Stated exercise:
Reply with one number: the count of lines in the records below that hold "name".
## BEGIN Input material
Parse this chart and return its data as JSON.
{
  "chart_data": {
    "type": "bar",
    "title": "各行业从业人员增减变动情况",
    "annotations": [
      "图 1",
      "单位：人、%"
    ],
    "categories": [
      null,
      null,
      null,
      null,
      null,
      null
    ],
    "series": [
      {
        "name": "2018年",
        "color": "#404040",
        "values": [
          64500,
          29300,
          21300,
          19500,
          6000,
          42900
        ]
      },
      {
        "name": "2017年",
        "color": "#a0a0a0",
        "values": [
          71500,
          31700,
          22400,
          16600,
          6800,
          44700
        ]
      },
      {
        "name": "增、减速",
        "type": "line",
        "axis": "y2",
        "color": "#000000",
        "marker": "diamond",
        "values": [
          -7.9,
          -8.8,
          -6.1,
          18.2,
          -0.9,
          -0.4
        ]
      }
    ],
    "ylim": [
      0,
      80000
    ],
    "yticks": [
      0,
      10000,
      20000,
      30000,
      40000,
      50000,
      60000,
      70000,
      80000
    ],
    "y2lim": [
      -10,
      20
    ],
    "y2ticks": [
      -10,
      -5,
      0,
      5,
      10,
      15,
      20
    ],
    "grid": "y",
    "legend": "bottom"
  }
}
## END Input material
## BEGIN Input material
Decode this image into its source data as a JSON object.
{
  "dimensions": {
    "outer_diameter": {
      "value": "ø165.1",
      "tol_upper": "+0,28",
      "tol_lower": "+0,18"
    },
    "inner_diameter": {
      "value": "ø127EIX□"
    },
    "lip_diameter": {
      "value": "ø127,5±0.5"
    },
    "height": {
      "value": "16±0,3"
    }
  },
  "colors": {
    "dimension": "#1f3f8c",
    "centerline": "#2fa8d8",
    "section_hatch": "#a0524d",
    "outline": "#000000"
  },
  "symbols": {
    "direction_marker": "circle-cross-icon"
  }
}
## END Input material
## BEGIN Input material
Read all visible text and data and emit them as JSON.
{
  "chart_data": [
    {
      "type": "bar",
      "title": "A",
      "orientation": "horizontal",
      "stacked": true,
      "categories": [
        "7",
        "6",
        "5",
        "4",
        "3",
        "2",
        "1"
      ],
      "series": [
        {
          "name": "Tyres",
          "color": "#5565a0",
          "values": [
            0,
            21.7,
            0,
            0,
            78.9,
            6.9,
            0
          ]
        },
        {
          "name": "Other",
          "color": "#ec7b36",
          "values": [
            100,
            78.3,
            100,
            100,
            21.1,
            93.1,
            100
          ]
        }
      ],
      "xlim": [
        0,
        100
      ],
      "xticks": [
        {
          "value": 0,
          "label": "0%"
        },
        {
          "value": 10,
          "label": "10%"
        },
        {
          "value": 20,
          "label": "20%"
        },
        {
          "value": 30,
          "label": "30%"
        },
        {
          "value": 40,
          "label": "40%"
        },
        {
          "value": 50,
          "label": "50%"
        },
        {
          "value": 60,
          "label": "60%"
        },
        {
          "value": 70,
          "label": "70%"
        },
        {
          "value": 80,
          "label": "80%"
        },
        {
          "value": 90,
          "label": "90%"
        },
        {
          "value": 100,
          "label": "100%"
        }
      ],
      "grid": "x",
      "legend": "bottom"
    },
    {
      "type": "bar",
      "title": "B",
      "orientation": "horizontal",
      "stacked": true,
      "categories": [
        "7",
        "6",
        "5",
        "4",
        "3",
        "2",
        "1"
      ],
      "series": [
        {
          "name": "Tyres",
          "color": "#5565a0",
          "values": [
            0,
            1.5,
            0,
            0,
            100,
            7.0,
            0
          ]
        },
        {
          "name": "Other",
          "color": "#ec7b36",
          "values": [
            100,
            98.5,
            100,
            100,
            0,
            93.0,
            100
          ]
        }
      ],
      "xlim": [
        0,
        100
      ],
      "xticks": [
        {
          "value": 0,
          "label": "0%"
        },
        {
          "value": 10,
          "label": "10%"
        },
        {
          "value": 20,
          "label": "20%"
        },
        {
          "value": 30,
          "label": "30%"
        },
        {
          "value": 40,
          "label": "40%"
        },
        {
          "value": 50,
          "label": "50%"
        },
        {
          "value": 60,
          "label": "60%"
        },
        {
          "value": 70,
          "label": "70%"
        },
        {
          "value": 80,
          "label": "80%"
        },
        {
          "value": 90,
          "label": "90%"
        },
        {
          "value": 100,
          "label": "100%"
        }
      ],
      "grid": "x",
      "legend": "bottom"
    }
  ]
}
## END Input material
Solution below:
7